== WHAT YOU SHOULD DO ==
Copy out the entries exactly, from the first line to the last.

== EXERCISE INPUTS ==
↓↓↓

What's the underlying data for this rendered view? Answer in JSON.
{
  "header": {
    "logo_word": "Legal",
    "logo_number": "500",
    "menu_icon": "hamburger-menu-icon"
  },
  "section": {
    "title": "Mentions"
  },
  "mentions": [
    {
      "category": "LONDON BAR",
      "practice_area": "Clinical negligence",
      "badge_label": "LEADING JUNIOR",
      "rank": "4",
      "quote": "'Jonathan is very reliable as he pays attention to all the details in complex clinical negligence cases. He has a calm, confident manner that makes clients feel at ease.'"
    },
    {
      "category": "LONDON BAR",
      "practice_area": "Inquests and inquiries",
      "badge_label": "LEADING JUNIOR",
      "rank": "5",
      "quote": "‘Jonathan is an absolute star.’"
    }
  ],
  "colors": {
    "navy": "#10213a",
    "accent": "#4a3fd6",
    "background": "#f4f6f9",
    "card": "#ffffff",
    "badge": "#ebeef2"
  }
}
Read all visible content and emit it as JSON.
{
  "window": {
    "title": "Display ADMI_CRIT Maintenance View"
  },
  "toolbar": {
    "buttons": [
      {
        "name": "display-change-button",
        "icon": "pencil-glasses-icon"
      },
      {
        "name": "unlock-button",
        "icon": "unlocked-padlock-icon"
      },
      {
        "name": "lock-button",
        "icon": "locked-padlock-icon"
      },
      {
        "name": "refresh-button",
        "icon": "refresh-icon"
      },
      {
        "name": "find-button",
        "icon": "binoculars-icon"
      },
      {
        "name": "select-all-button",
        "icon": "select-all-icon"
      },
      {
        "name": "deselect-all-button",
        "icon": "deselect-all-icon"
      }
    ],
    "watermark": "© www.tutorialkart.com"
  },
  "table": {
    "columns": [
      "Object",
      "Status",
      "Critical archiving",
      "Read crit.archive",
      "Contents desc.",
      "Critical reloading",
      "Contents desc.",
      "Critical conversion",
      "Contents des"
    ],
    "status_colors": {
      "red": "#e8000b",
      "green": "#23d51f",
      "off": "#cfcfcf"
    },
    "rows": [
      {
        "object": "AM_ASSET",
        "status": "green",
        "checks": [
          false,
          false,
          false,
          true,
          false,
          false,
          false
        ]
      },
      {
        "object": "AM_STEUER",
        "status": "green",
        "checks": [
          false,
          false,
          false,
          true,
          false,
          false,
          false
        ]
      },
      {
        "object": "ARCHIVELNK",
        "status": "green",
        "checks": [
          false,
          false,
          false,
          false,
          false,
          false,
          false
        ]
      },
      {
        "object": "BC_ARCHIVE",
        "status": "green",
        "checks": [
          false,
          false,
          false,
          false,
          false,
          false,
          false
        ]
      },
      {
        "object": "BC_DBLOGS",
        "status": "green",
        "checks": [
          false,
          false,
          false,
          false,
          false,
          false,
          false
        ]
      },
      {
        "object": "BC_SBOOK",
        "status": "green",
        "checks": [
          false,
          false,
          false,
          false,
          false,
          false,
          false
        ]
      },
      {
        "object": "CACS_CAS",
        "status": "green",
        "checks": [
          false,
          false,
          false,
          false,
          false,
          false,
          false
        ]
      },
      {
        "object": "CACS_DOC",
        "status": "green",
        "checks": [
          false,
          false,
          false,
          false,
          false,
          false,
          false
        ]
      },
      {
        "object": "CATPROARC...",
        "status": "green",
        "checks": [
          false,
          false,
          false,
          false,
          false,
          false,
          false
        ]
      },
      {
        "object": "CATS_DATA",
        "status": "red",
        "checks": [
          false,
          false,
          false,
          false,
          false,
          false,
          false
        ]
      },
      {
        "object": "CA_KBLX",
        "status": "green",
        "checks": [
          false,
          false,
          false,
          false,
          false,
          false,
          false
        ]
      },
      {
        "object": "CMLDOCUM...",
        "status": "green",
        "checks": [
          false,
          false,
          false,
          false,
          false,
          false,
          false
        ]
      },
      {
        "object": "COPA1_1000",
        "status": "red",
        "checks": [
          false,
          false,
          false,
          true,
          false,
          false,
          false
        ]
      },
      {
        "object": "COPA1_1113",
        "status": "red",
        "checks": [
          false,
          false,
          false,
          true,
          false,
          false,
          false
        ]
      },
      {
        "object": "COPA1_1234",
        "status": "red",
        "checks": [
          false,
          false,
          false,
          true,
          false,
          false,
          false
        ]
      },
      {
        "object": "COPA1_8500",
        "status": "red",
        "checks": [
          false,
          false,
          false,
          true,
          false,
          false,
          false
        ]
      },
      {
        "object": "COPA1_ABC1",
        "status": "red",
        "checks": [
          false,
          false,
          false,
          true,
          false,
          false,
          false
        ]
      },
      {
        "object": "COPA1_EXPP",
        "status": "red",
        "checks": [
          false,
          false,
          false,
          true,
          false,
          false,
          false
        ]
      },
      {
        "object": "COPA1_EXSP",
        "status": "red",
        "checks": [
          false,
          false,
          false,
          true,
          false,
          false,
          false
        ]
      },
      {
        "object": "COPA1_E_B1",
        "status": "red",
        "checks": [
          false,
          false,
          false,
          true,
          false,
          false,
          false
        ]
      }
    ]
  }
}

↑↑↑

== SOLVED EXERCISE ==
What's the underlying data for this rendered view? Answer in JSON.
{
  "header": {
    "logo_word": "Legal",
    "logo_number": "500",
    "menu_icon": "hamburger-menu-icon"
  },
  "section": {
    "title": "Mentions"
  },
  "mentions": [
    {
      "category": "LONDON BAR",
      "practice_area": "Clinical negligence",
      "badge_label": "LEADING JUNIOR",
      "rank": "4",
      "quote": "'Jonathan is very reliable as he pays attention to all the details in complex clinical negligence cases. He has a calm, confident manner that makes clients feel at ease.'"
    },
    {
      "category": "LONDON BAR",
      "practice_area": "Inquests and inquiries",
      "badge_label": "LEADING JUNIOR",
      "rank": "5",
      "quote": "‘Jonathan is an absolute star.’"
    }
  ],
  "colors": {
    "navy": "#10213a",
    "accent": "#4a3fd6",
    "background": "#f4f6f9",
    "card": "#ffffff",
    "badge": "#ebeef2"
  }
}
Read all visible content and emit it as JSON.
{
  "window": {
    "title": "Display ADMI_CRIT Maintenance View"
  },
  "toolbar": {
    "buttons": [
      {
        "name": "display-change-button",
        "icon": "pencil-glasses-icon"
      },
      {
        "name": "unlock-button",
        "icon": "unlocked-padlock-icon"
      },
      {
        "name": "lock-button",
        "icon": "locked-padlock-icon"
      },
      {
        "name": "refresh-button",
        "icon": "refresh-icon"
      },
      {
        "name": "find-button",
        "icon": "binoculars-icon"
      },
      {
        "name": "select-all-button",
        "icon": "select-all-icon"
      },
      {
        "name": "deselect-all-button",
        "icon": "deselect-all-icon"
      }
    ],
    "watermark": "© www.tutorialkart.com"
  },
  "table": {
    "columns": [
      "Object",
      "Status",
      "Critical archiving",
      "Read crit.archive",
      "Contents desc.",
      "Critical reloading",
      "Contents desc.",
      "Critical conversion",
      "Contents des"
    ],
    "status_colors": {
      "red": "#e8000b",
      "green": "#23d51f",
      "off": "#cfcfcf"
    },
    "rows": [
      {
        "object": "AM_ASSET",
        "status": "green",
        "checks": [
          false,
          false,
          false,
          true,
          false,
          false,
          false
        ]
      },
      {
        "object": "AM_STEUER",
        "status": "green",
        "checks": [
          false,
          false,
          false,
          true,
          false,
          false,
          false
        ]
      },
      {
        "object": "ARCHIVELNK",
        "status": "green",
        "checks": [
          false,
          false,
          false,
          false,
          false,
          false,
          false
        ]
      },
      {
        "object": "BC_ARCHIVE",
        "status": "green",
        "checks": [
          false,
          false,
          false,
          false,
          false,
          false,
          false
        ]
      },
      {
        "object": "BC_DBLOGS",
        "status": "green",
        "checks": [
          false,
          false,
          false,
          false,
          false,
          false,
          false
        ]
      },
      {
        "object": "BC_SBOOK",
        "status": "green",
        "checks": [
          false,
          false,
          false,
          false,
          false,
          false,
          false
        ]
      },
      {
        "object": "CACS_CAS",
        "status": "green",
        "checks": [
          false,
          false,
          false,
          false,
          false,
          false,
          false
        ]
      },
      {
        "object": "CACS_DOC",
        "status": "green",
        "checks": [
          false,
          false,
          false,
          false,
          false,
          false,
          false
        ]
      },
      {
        "object": "CATPROARC...",
        "status": "green",
        "checks": [
          false,
          false,
          false,
          false,
          false,
          false,
          false
        ]
      },
      {
        "object": "CATS_DATA",
        "status": "red",
        "checks": [
          false,
          false,
          false,
          false,
          false,
          false,
          false
        ]
      },
      {
        "object": "CA_KBLX",
        "status": "green",
        "checks": [
          false,
          false,
          false,
          false,
          false,
          false,
          false
        ]
      },
      {
        "object": "CMLDOCUM...",
        "status": "green",
        "checks": [
          false,
          false,
          false,
          false,
          false,
          false,
          false
        ]
      },
      {
        "object": "COPA1_1000",
        "status": "red",
        "checks": [
          false,
          false,
          false,
          true,
          false,
          false,
          false
        ]
      },
      {
        "object": "COPA1_1113",
        "status": "red",
        "checks": [
          false,
          false,
          false,
          true,
          false,
          false,
          false
        ]
      },
      {
        "object": "COPA1_1234",
        "status": "red",
        "checks": [
          false,
          false,
          false,
          true,
          false,
          false,
          false
        ]
      },
      {
        "object": "COPA1_8500",
        "status": "red",
        "checks": [
          false,
          false,
          false,
          true,
          false,
          false,
          false
        ]
      },
      {
        "object": "COPA1_ABC1",
        "status": "red",
        "checks": [
          false,
          false,
          false,
          true,
          false,
          false,
          false
        ]
      },
      {
        "object": "COPA1_EXPP",
        "status": "red",
        "checks": [
          false,
          false,
          false,
          true,
          false,
          false,
          false
        ]
      },
      {
        "object": "COPA1_EXSP",
        "status": "red",
        "checks": [
          false,
          false,
          false,
          true,
          false,
          false,
          false
        ]
      },
      {
        "object": "COPA1_E_B1",
        "status": "red",
        "checks": [
          false,
          false,
          false,
          true,
          false,
          false,
          false
        ]
      }
    ]
  }
}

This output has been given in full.